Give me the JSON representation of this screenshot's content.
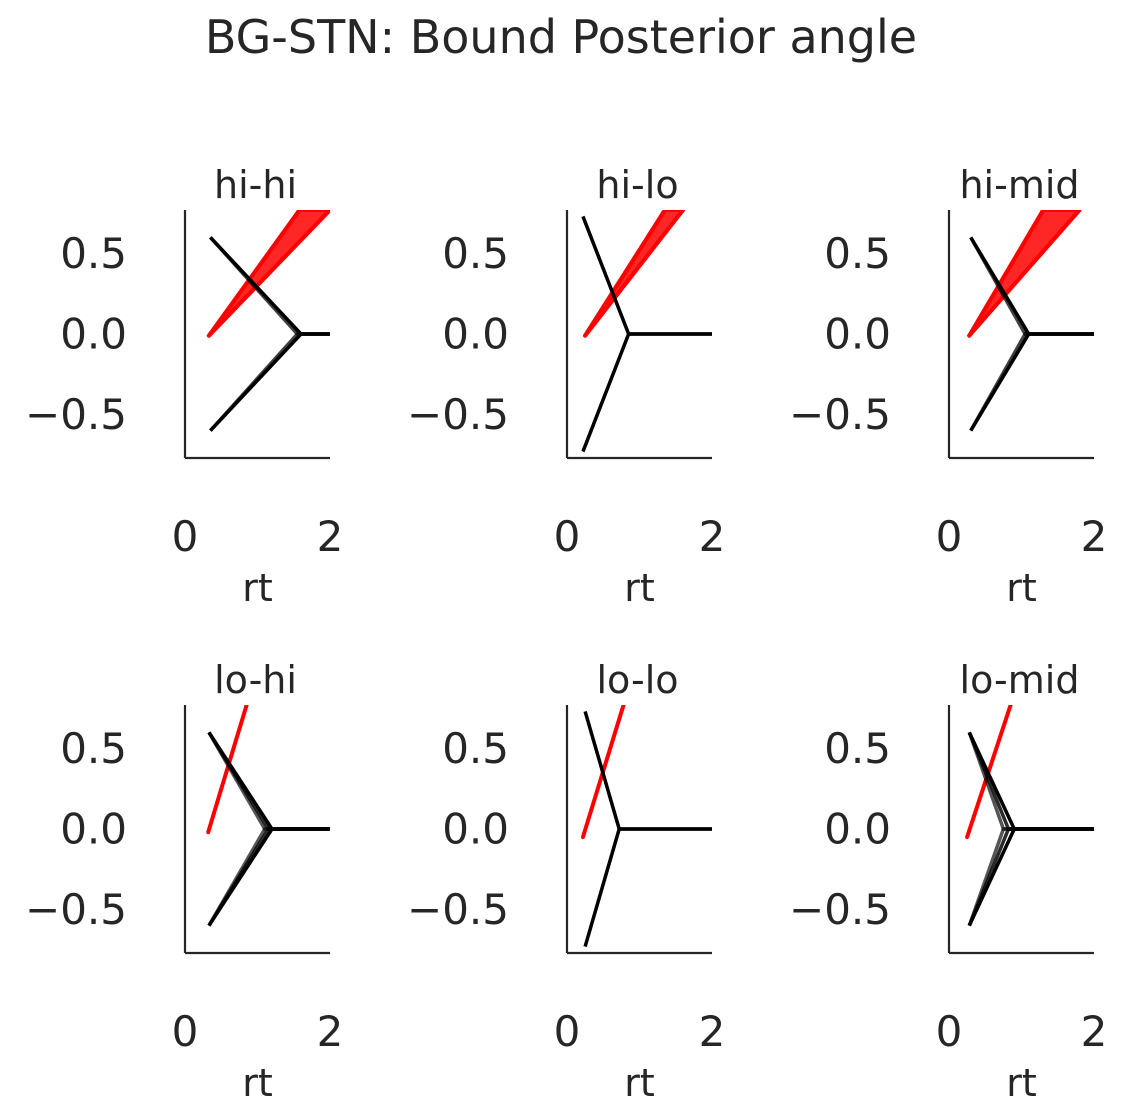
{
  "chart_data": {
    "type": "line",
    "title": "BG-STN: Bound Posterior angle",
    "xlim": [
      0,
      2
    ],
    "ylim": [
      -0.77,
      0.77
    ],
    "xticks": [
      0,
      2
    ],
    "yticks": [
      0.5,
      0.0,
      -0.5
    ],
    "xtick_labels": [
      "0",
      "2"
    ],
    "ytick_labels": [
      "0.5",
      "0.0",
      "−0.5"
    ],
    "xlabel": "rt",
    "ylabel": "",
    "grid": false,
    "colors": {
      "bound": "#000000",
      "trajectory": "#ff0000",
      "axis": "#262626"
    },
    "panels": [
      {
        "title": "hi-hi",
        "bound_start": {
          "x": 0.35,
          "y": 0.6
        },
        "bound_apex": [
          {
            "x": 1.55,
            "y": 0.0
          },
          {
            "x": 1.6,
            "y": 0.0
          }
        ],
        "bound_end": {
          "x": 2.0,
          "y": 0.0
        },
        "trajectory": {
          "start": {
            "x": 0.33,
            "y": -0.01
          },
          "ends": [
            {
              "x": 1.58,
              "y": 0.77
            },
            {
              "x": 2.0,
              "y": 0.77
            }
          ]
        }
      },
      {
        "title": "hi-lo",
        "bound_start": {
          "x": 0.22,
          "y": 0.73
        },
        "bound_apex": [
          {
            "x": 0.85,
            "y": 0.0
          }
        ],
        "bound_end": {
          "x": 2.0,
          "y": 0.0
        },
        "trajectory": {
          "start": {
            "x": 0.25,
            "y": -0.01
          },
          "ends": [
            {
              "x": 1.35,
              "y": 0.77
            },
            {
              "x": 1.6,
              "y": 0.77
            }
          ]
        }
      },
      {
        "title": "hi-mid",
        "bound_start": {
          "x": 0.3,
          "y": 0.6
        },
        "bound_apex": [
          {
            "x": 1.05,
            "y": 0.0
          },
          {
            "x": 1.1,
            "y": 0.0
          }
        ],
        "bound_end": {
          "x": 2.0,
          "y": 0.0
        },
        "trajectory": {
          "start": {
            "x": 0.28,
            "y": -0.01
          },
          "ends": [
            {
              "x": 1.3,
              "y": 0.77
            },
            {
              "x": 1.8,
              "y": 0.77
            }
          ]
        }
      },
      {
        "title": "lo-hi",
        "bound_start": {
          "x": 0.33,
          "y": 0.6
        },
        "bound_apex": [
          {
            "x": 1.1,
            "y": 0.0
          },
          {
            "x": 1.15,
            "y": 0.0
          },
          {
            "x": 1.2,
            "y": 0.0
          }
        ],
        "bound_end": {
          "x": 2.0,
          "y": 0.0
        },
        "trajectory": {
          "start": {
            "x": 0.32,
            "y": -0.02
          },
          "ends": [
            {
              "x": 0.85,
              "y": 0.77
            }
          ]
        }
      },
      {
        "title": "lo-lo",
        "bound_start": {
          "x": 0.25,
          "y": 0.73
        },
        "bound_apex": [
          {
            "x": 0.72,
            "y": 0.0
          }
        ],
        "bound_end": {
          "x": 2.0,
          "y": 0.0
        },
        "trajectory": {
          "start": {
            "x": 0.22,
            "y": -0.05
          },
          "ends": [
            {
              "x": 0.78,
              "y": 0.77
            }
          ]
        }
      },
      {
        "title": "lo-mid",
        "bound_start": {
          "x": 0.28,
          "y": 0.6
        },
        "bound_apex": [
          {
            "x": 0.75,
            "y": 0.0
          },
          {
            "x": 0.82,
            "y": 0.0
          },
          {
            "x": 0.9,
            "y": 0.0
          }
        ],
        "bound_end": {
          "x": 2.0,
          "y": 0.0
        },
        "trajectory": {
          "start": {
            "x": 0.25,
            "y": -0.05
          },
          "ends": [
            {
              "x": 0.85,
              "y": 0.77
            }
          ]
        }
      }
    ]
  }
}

AIM OF THE EXERCISE: Using the data above, write out every line exactly, leaving the images behind.

FULL ANSWER:
Give me the JSON representation of this screenshot's content.
{
  "chart_data": {
    "type": "line",
    "title": "BG-STN: Bound Posterior angle",
    "xlim": [
      0,
      2
    ],
    "ylim": [
      -0.77,
      0.77
    ],
    "xticks": [
      0,
      2
    ],
    "yticks": [
      0.5,
      0.0,
      -0.5
    ],
    "xtick_labels": [
      "0",
      "2"
    ],
    "ytick_labels": [
      "0.5",
      "0.0",
      "−0.5"
    ],
    "xlabel": "rt",
    "ylabel": "",
    "grid": false,
    "colors": {
      "bound": "#000000",
      "trajectory": "#ff0000",
      "axis": "#262626"
    },
    "panels": [
      {
        "title": "hi-hi",
        "bound_start": {
          "x": 0.35,
          "y": 0.6
        },
        "bound_apex": [
          {
            "x": 1.55,
            "y": 0.0
          },
          {
            "x": 1.6,
            "y": 0.0
          }
        ],
        "bound_end": {
          "x": 2.0,
          "y": 0.0
        },
        "trajectory": {
          "start": {
            "x": 0.33,
            "y": -0.01
          },
          "ends": [
            {
              "x": 1.58,
              "y": 0.77
            },
            {
              "x": 2.0,
              "y": 0.77
            }
          ]
        }
      },
      {
        "title": "hi-lo",
        "bound_start": {
          "x": 0.22,
          "y": 0.73
        },
        "bound_apex": [
          {
            "x": 0.85,
            "y": 0.0
          }
        ],
        "bound_end": {
          "x": 2.0,
          "y": 0.0
        },
        "trajectory": {
          "start": {
            "x": 0.25,
            "y": -0.01
          },
          "ends": [
            {
              "x": 1.35,
              "y": 0.77
            },
            {
              "x": 1.6,
              "y": 0.77
            }
          ]
        }
      },
      {
        "title": "hi-mid",
        "bound_start": {
          "x": 0.3,
          "y": 0.6
        },
        "bound_apex": [
          {
            "x": 1.05,
            "y": 0.0
          },
          {
            "x": 1.1,
            "y": 0.0
          }
        ],
        "bound_end": {
          "x": 2.0,
          "y": 0.0
        },
        "trajectory": {
          "start": {
            "x": 0.28,
            "y": -0.01
          },
          "ends": [
            {
              "x": 1.3,
              "y": 0.77
            },
            {
              "x": 1.8,
              "y": 0.77
            }
          ]
        }
      },
      {
        "title": "lo-hi",
        "bound_start": {
          "x": 0.33,
          "y": 0.6
        },
        "bound_apex": [
          {
            "x": 1.1,
            "y": 0.0
          },
          {
            "x": 1.15,
            "y": 0.0
          },
          {
            "x": 1.2,
            "y": 0.0
          }
        ],
        "bound_end": {
          "x": 2.0,
          "y": 0.0
        },
        "trajectory": {
          "start": {
            "x": 0.32,
            "y": -0.02
          },
          "ends": [
            {
              "x": 0.85,
              "y": 0.77
            }
          ]
        }
      },
      {
        "title": "lo-lo",
        "bound_start": {
          "x": 0.25,
          "y": 0.73
        },
        "bound_apex": [
          {
            "x": 0.72,
            "y": 0.0
          }
        ],
        "bound_end": {
          "x": 2.0,
          "y": 0.0
        },
        "trajectory": {
          "start": {
            "x": 0.22,
            "y": -0.05
          },
          "ends": [
            {
              "x": 0.78,
              "y": 0.77
            }
          ]
        }
      },
      {
        "title": "lo-mid",
        "bound_start": {
          "x": 0.28,
          "y": 0.6
        },
        "bound_apex": [
          {
            "x": 0.75,
            "y": 0.0
          },
          {
            "x": 0.82,
            "y": 0.0
          },
          {
            "x": 0.9,
            "y": 0.0
          }
        ],
        "bound_end": {
          "x": 2.0,
          "y": 0.0
        },
        "trajectory": {
          "start": {
            "x": 0.25,
            "y": -0.05
          },
          "ends": [
            {
              "x": 0.85,
              "y": 0.77
            }
          ]
        }
      }
    ]
  }
}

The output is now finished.